Task - Go through the entries below and pick out every line with "this".

Records for processing -
※

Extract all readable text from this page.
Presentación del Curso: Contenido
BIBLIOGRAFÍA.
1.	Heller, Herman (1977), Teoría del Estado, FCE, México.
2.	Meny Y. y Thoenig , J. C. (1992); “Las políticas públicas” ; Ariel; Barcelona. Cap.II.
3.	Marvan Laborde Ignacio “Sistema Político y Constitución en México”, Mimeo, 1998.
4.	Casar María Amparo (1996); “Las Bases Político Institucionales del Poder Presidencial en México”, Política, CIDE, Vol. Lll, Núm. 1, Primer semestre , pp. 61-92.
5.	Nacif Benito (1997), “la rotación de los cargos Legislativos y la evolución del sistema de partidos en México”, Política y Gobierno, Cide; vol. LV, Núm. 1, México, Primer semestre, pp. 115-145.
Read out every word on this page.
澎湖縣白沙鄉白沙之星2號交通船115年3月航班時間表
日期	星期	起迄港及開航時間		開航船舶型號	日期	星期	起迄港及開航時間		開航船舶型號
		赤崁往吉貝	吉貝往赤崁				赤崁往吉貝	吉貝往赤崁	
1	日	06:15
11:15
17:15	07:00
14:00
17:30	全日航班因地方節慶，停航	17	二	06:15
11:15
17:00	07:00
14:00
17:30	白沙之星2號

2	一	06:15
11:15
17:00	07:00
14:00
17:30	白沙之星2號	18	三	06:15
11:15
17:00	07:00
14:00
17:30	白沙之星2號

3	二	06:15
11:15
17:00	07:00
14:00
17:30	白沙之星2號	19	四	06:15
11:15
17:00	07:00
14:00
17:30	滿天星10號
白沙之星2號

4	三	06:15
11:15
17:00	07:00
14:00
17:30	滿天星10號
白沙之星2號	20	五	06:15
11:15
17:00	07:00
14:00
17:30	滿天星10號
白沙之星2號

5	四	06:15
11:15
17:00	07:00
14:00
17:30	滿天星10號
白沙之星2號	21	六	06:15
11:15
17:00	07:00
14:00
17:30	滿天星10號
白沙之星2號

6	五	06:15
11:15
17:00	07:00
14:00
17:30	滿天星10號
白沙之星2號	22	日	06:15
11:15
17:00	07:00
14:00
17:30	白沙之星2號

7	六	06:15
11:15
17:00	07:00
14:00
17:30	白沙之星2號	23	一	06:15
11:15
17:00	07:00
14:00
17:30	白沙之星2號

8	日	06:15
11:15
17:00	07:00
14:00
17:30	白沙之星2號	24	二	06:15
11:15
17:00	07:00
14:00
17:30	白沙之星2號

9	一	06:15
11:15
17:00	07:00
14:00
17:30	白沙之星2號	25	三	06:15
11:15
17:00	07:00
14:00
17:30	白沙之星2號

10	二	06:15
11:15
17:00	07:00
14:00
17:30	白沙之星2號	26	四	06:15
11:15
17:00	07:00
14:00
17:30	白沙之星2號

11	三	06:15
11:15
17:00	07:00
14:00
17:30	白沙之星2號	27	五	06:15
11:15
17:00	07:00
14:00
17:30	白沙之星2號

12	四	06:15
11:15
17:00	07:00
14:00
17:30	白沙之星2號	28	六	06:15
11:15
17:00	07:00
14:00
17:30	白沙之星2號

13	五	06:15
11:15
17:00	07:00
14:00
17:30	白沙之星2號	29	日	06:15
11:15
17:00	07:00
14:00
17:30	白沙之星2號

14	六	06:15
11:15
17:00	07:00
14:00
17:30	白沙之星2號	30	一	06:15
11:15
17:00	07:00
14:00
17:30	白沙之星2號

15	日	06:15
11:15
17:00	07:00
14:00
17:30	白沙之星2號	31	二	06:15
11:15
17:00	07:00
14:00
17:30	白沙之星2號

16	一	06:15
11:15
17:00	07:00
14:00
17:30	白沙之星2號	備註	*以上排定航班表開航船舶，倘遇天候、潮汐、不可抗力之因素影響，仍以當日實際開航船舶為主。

※

Output below -
Extract all readable text from this page.
Read out every word on this page.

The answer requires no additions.